■ Exercise description ■
Reproduce all the material exactly, minus any pictures it holds.
━━━━━━━━━━
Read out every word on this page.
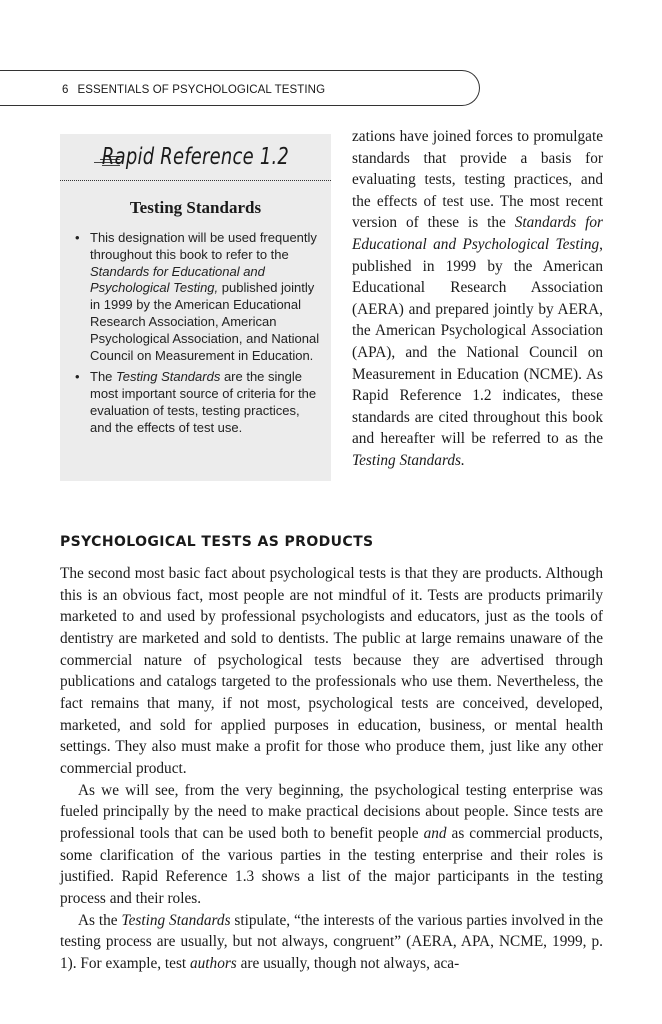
6 ESSENTIALS OF PSYCHOLOGICAL TESTING
Rapid Reference 1.2
Testing Standards
• This designation will be used frequently throughout this book to refer to the Standards for Educational and Psychological Testing, published jointly in 1999 by the American Educational Research Association, American Psychological Association, and National Council on Measurement in Education.
• The Testing Standards are the single most important source of criteria for the evaluation of tests, testing practices, and the effects of test use.
zations have joined forces to promulgate standards that provide a basis for evaluating tests, testing practices, and the effects of test use. The most recent version of these is the Standards for Educational and Psychological Testing, published in 1999 by the American Educational Research Association (AERA) and prepared jointly by AERA, the American Psychological Association (APA), and the National Council on Measurement in Education (NCME). As Rapid Reference 1.2 indicates, these standards are cited throughout this book and hereafter will be referred to as the Testing Standards.
PSYCHOLOGICAL TESTS AS PRODUCTS

The second most basic fact about psychological tests is that they are products. Although this is an obvious fact, most people are not mindful of it. Tests are products primarily marketed to and used by professional psychologists and educators, just as the tools of dentistry are marketed and sold to dentists. The public at large remains unaware of the commercial nature of psychological tests because they are advertised through publications and catalogs targeted to the professionals who use them. Nevertheless, the fact remains that many, if not most, psychological tests are conceived, developed, marketed, and sold for applied purposes in education, business, or mental health settings. They also must make a profit for those who produce them, just like any other commercial product.

As we will see, from the very beginning, the psychological testing enterprise was fueled principally by the need to make practical decisions about people. Since tests are professional tools that can be used both to benefit people and as commercial products, some clarification of the various parties in the testing enterprise and their roles is justified. Rapid Reference 1.3 shows a list of the major participants in the testing process and their roles.

As the Testing Standards stipulate, “the interests of the various parties involved in the testing process are usually, but not always, congruent” (AERA, APA, NCME, 1999, p. 1). For example, test authors are usually, though not always, aca-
━━━━━━━━━━
■ Response to this task ■
Read out every word on this page.
6 ESSENTIALS OF PSYCHOLOGICAL TESTING
Rapid Reference 1.2
Testing Standards
• This designation will be used frequently throughout this book to refer to the Standards for Educational and Psychological Testing, published jointly in 1999 by the American Educational Research Association, American Psychological Association, and National Council on Measurement in Education.
• The Testing Standards are the single most important source of criteria for the evaluation of tests, testing practices, and the effects of test use.
zations have joined forces to promulgate standards that provide a basis for evaluating tests, testing practices, and the effects of test use. The most recent version of these is the Standards for Educational and Psychological Testing, published in 1999 by the American Educational Research Association (AERA) and prepared jointly by AERA, the American Psychological Association (APA), and the National Council on Measurement in Education (NCME). As Rapid Reference 1.2 indicates, these standards are cited throughout this book and hereafter will be referred to as the Testing Standards.
PSYCHOLOGICAL TESTS AS PRODUCTS

The second most basic fact about psychological tests is that they are products. Although this is an obvious fact, most people are not mindful of it. Tests are products primarily marketed to and used by professional psychologists and educators, just as the tools of dentistry are marketed and sold to dentists. The public at large remains unaware of the commercial nature of psychological tests because they are advertised through publications and catalogs targeted to the professionals who use them. Nevertheless, the fact remains that many, if not most, psychological tests are conceived, developed, marketed, and sold for applied purposes in education, business, or mental health settings. They also must make a profit for those who produce them, just like any other commercial product.

As we will see, from the very beginning, the psychological testing enterprise was fueled principally by the need to make practical decisions about people. Since tests are professional tools that can be used both to benefit people and as commercial products, some clarification of the various parties in the testing enterprise and their roles is justified. Rapid Reference 1.3 shows a list of the major participants in the testing process and their roles.

As the Testing Standards stipulate, “the interests of the various parties involved in the testing process are usually, but not always, congruent” (AERA, APA, NCME, 1999, p. 1). For example, test authors are usually, though not always, aca-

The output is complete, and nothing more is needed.